REQUIREMENT: Using the data below, repeat all of it precisely.

▽

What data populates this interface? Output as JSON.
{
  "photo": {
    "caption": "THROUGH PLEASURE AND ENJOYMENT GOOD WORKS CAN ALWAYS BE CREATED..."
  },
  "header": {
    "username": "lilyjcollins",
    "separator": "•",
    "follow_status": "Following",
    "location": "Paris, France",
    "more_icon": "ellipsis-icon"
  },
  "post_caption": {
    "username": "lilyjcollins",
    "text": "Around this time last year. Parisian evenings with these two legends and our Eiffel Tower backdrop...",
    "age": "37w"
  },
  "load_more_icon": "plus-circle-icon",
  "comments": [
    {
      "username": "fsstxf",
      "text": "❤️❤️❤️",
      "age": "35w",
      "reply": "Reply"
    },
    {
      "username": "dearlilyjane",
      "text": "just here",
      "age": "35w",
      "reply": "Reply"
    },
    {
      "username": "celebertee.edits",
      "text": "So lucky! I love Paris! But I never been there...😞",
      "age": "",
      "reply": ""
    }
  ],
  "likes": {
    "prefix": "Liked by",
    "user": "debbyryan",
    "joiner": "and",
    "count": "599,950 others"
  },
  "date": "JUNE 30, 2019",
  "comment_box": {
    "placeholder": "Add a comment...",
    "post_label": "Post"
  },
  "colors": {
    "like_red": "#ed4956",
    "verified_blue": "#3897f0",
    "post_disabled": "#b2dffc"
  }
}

△

RIGHT ANSWER:
What data populates this interface? Output as JSON.
{
  "photo": {
    "caption": "THROUGH PLEASURE AND ENJOYMENT GOOD WORKS CAN ALWAYS BE CREATED..."
  },
  "header": {
    "username": "lilyjcollins",
    "separator": "•",
    "follow_status": "Following",
    "location": "Paris, France",
    "more_icon": "ellipsis-icon"
  },
  "post_caption": {
    "username": "lilyjcollins",
    "text": "Around this time last year. Parisian evenings with these two legends and our Eiffel Tower backdrop...",
    "age": "37w"
  },
  "load_more_icon": "plus-circle-icon",
  "comments": [
    {
      "username": "fsstxf",
      "text": "❤️❤️❤️",
      "age": "35w",
      "reply": "Reply"
    },
    {
      "username": "dearlilyjane",
      "text": "just here",
      "age": "35w",
      "reply": "Reply"
    },
    {
      "username": "celebertee.edits",
      "text": "So lucky! I love Paris! But I never been there...😞",
      "age": "",
      "reply": ""
    }
  ],
  "likes": {
    "prefix": "Liked by",
    "user": "debbyryan",
    "joiner": "and",
    "count": "599,950 others"
  },
  "date": "JUNE 30, 2019",
  "comment_box": {
    "placeholder": "Add a comment...",
    "post_label": "Post"
  },
  "colors": {
    "like_red": "#ed4956",
    "verified_blue": "#3897f0",
    "post_disabled": "#b2dffc"
  }
}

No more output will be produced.